Records to use:
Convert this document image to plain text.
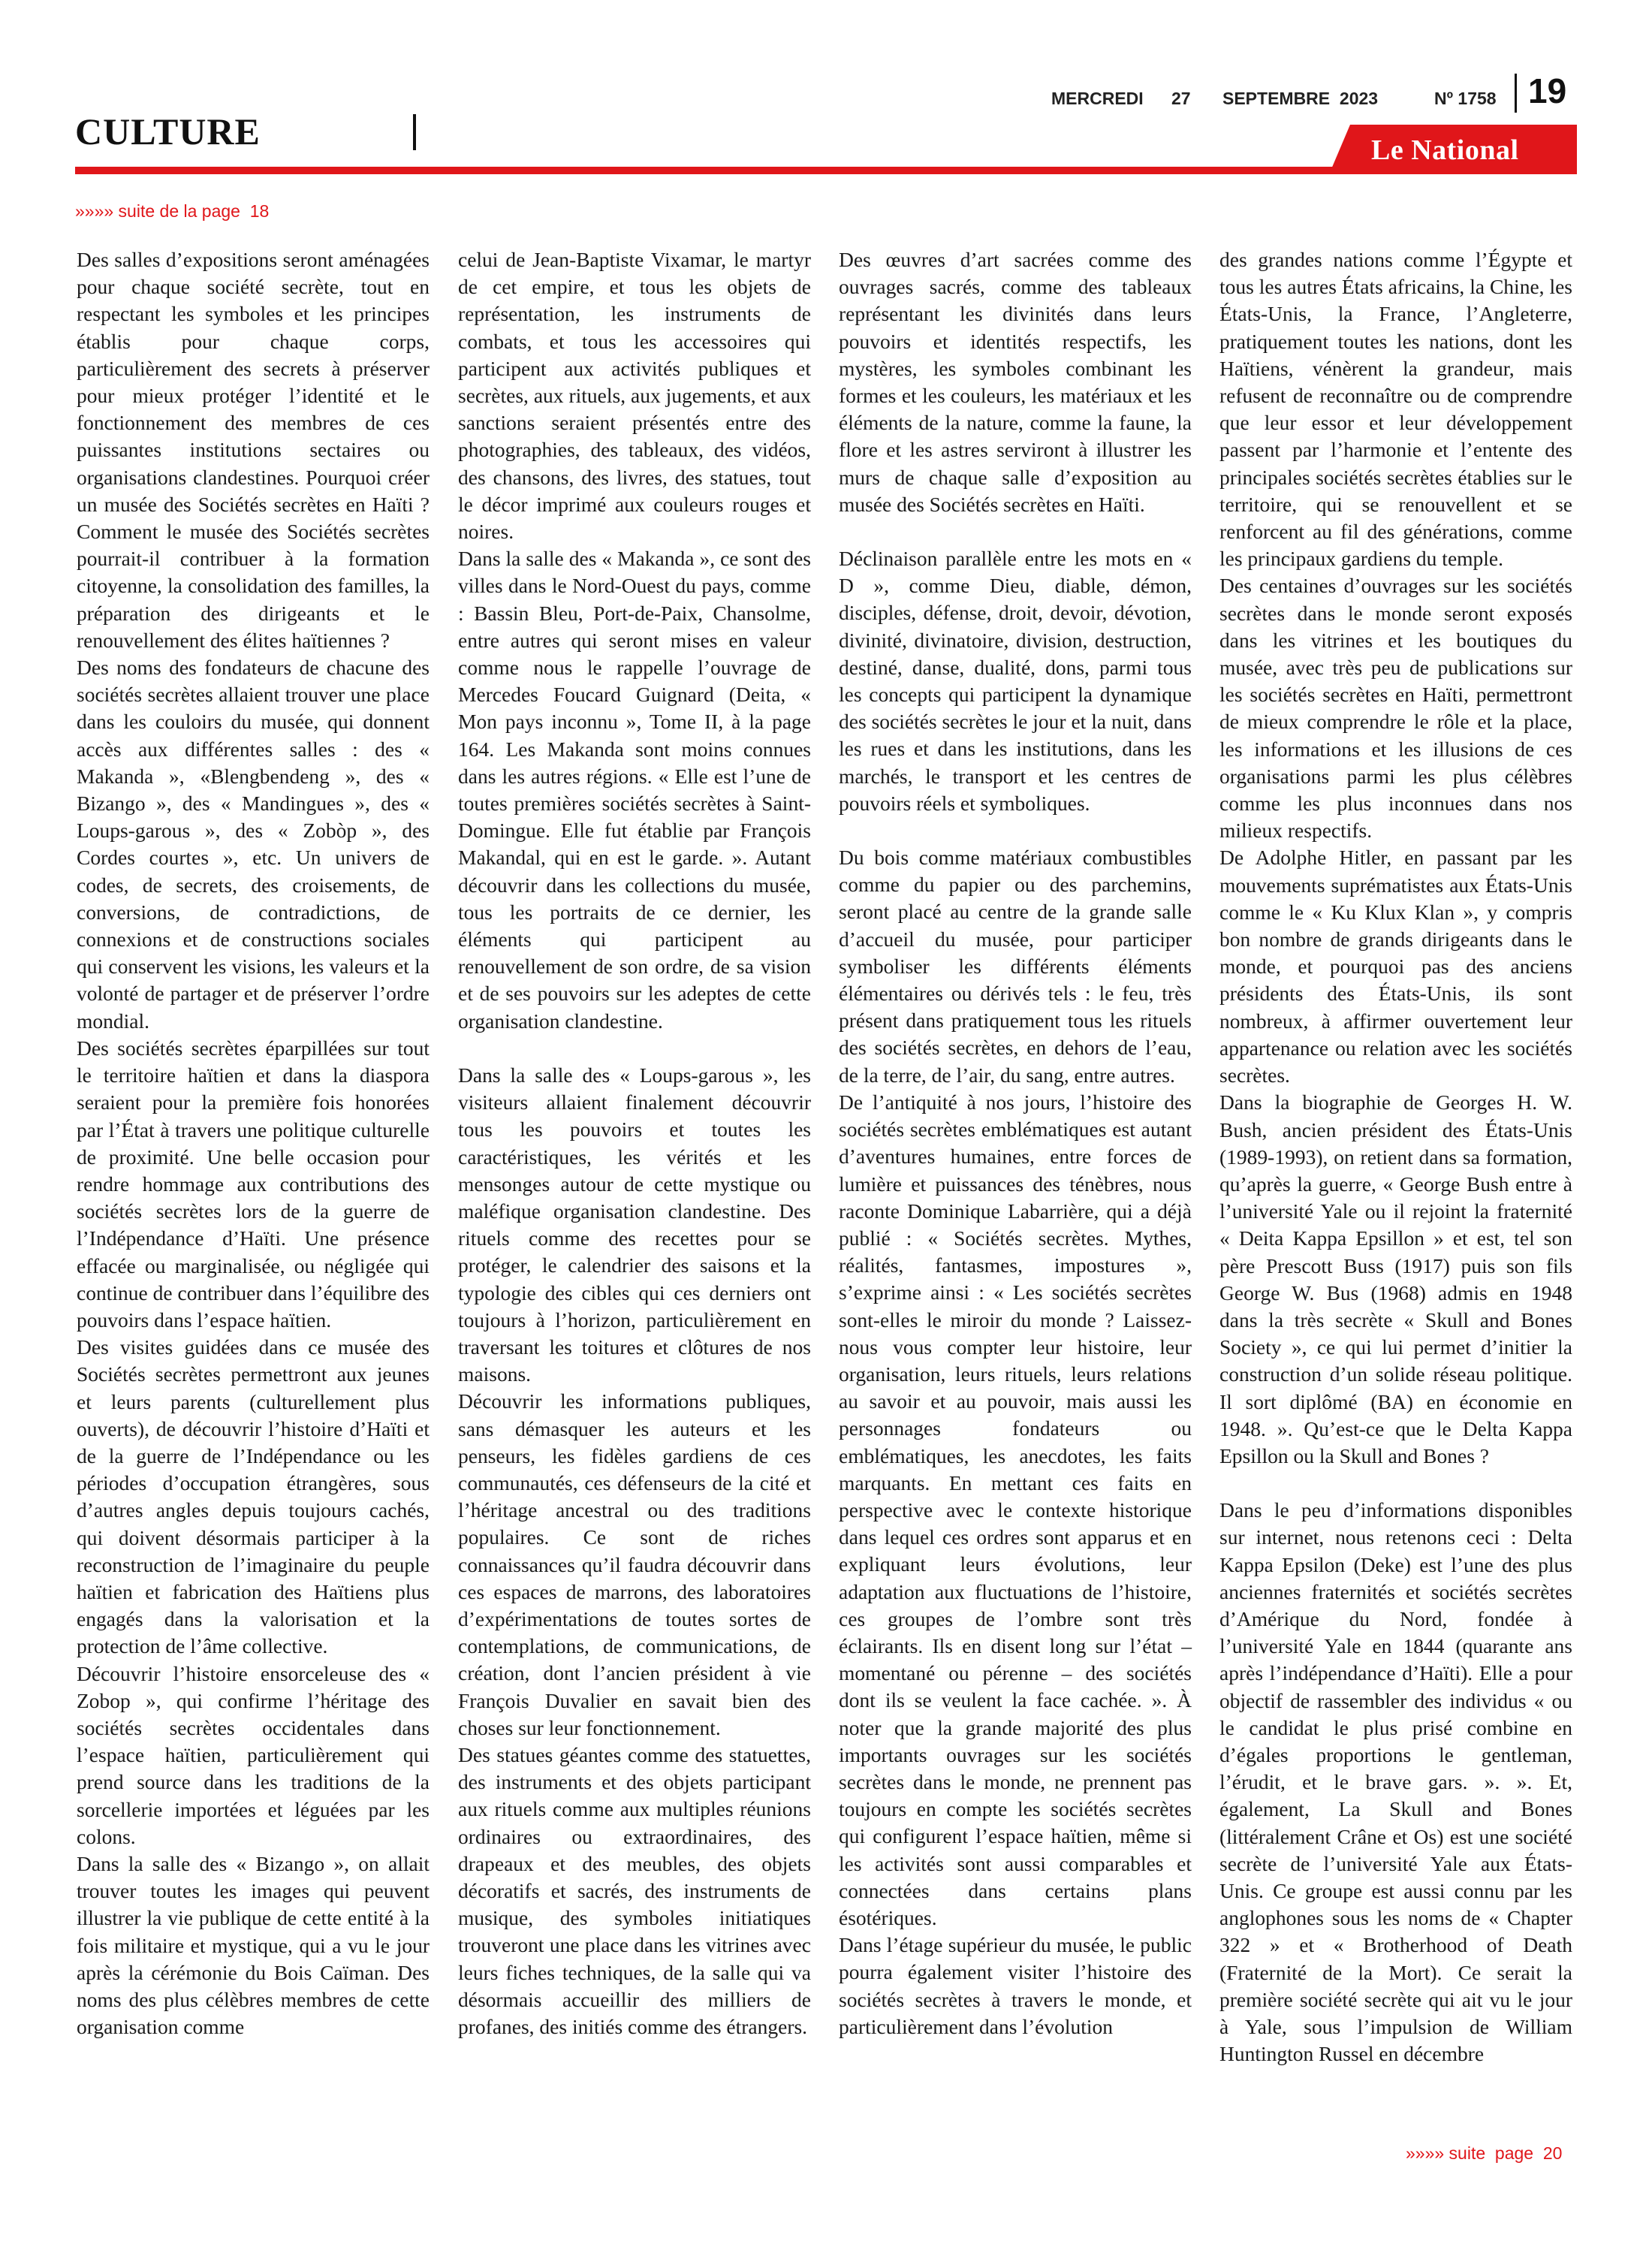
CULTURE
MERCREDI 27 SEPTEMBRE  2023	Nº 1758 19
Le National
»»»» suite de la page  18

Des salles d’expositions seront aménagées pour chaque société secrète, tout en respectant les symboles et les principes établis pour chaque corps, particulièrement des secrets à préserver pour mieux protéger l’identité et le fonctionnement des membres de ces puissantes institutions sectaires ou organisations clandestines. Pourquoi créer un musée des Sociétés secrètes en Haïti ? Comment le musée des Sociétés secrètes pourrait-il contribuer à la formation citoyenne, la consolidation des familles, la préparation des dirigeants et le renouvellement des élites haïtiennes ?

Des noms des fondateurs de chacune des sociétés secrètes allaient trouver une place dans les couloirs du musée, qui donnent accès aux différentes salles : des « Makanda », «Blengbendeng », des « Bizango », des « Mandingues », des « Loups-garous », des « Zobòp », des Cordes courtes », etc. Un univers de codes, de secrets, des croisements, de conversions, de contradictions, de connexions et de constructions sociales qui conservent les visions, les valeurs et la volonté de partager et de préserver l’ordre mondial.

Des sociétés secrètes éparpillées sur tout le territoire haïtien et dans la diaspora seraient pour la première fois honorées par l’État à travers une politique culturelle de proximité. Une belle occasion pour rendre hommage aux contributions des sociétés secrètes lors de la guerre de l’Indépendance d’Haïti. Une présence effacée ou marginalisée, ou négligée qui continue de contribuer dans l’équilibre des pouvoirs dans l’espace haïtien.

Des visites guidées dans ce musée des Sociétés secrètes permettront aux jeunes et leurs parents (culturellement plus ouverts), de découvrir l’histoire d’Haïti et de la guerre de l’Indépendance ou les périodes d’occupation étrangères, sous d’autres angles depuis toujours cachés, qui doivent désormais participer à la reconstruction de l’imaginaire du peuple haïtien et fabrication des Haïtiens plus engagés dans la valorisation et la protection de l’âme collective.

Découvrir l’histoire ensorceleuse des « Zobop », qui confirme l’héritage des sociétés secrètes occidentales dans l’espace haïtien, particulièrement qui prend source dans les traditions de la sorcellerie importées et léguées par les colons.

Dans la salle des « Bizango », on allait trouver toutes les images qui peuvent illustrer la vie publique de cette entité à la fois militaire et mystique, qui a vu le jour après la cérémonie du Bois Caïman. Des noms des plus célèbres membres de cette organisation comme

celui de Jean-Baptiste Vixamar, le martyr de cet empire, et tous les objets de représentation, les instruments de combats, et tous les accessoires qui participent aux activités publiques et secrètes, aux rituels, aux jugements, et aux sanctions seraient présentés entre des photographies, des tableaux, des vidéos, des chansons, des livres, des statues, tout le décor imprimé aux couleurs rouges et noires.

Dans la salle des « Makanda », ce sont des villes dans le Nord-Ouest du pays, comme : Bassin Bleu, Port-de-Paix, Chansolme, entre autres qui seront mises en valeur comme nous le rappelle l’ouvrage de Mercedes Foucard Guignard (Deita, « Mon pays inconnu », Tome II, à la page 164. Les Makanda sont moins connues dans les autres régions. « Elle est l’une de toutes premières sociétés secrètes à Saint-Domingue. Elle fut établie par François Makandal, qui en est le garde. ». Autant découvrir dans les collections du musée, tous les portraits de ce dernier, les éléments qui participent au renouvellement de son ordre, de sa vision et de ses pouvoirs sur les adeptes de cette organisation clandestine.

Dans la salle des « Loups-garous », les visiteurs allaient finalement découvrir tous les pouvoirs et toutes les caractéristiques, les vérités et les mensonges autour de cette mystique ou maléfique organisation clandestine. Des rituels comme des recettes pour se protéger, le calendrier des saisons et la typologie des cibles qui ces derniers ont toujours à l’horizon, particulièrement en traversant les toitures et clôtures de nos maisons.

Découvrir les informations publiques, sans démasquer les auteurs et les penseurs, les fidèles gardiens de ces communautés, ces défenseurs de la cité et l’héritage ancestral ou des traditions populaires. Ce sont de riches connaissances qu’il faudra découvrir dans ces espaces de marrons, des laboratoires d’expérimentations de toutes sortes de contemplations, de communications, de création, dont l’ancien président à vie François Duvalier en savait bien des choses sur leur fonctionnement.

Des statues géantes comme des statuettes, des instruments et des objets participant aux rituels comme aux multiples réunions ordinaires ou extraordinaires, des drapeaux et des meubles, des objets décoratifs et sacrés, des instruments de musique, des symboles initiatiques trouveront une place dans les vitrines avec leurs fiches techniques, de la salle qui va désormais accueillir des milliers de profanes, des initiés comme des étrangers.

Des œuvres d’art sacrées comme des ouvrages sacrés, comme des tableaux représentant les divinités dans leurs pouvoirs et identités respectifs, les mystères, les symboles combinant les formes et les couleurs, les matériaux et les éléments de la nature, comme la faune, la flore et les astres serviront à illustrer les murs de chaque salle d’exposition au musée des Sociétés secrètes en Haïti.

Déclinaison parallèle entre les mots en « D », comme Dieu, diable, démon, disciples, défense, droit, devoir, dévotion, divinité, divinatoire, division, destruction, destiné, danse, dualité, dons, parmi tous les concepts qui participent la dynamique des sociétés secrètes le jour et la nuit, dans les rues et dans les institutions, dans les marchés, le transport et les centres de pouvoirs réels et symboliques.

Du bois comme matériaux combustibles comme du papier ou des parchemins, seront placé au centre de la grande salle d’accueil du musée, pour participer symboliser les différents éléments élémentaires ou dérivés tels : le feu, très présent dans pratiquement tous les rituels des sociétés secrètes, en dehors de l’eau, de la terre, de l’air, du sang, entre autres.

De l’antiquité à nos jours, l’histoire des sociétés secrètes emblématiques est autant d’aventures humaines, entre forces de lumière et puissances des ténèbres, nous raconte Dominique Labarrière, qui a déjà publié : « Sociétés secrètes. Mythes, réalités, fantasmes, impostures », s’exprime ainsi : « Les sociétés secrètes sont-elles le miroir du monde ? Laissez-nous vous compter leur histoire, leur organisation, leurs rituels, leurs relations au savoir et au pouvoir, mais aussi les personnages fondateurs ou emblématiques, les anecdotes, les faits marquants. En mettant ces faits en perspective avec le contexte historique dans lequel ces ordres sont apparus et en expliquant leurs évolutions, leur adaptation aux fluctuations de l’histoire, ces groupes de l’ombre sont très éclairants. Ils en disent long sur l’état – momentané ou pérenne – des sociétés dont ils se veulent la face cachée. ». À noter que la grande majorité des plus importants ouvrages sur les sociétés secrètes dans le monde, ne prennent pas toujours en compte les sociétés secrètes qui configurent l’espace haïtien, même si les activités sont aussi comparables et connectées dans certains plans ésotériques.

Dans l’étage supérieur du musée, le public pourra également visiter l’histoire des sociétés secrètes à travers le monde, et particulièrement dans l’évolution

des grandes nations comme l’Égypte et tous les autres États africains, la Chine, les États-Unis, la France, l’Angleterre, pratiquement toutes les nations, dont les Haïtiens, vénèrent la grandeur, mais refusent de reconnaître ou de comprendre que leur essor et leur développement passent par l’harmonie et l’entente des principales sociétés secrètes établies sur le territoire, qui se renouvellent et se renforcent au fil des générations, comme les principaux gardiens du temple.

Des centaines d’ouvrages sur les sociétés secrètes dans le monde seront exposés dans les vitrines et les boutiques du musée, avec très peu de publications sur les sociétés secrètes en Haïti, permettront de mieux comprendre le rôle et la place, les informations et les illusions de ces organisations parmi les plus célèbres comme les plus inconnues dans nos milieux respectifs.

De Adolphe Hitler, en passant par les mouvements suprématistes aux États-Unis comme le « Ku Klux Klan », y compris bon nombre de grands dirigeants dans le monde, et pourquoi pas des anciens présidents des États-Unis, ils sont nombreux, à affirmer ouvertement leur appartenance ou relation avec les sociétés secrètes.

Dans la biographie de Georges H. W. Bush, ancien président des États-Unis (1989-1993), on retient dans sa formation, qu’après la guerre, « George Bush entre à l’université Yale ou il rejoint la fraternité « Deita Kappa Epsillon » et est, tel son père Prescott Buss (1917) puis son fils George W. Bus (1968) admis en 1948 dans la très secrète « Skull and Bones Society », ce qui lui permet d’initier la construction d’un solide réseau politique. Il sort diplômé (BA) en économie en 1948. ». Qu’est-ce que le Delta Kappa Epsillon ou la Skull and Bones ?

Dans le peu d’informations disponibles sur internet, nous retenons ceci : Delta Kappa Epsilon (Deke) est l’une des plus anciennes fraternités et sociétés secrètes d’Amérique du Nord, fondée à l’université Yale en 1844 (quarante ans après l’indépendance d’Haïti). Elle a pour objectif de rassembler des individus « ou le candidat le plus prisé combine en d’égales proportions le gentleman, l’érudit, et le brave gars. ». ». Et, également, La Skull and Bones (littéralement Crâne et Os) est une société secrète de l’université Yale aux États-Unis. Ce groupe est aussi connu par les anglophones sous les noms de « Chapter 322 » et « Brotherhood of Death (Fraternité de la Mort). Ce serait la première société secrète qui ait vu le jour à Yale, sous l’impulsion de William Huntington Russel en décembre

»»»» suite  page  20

...

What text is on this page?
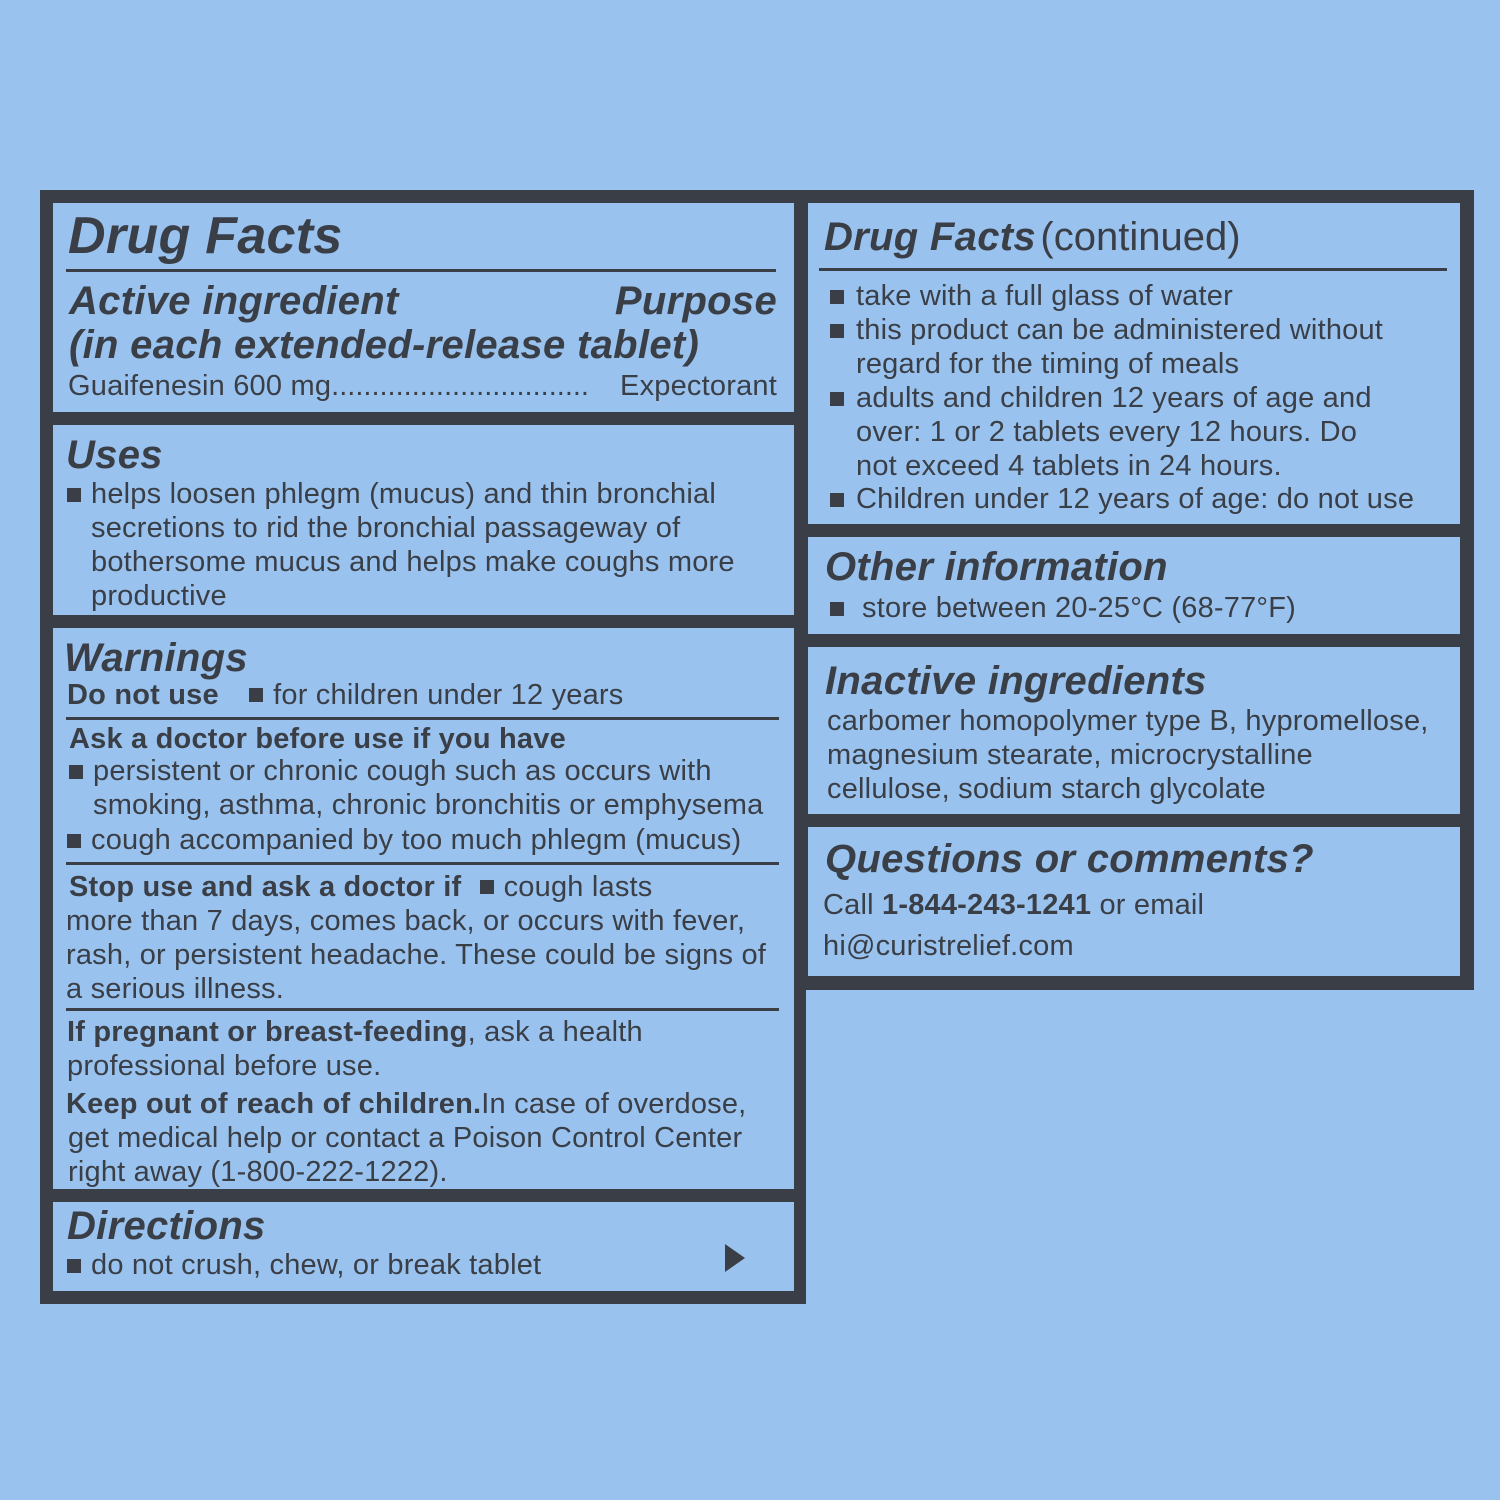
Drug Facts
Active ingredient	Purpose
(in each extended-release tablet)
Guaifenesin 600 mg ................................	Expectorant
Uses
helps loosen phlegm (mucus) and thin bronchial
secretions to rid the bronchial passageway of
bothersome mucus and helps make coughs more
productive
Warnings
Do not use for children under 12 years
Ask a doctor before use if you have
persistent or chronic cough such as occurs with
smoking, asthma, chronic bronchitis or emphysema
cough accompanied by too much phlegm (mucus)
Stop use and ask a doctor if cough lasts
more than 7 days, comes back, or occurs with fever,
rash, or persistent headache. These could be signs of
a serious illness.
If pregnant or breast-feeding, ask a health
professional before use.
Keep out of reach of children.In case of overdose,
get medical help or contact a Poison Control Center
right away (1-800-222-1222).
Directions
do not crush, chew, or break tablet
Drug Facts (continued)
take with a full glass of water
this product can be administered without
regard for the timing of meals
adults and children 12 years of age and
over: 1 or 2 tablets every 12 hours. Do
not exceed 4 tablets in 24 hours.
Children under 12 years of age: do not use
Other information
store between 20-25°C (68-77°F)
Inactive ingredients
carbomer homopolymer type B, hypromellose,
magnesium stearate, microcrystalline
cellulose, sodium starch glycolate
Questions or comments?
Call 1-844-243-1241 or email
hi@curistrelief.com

Task details:
Say how many lines include the word "chronic"; reply with the number alone.

Correct result:
2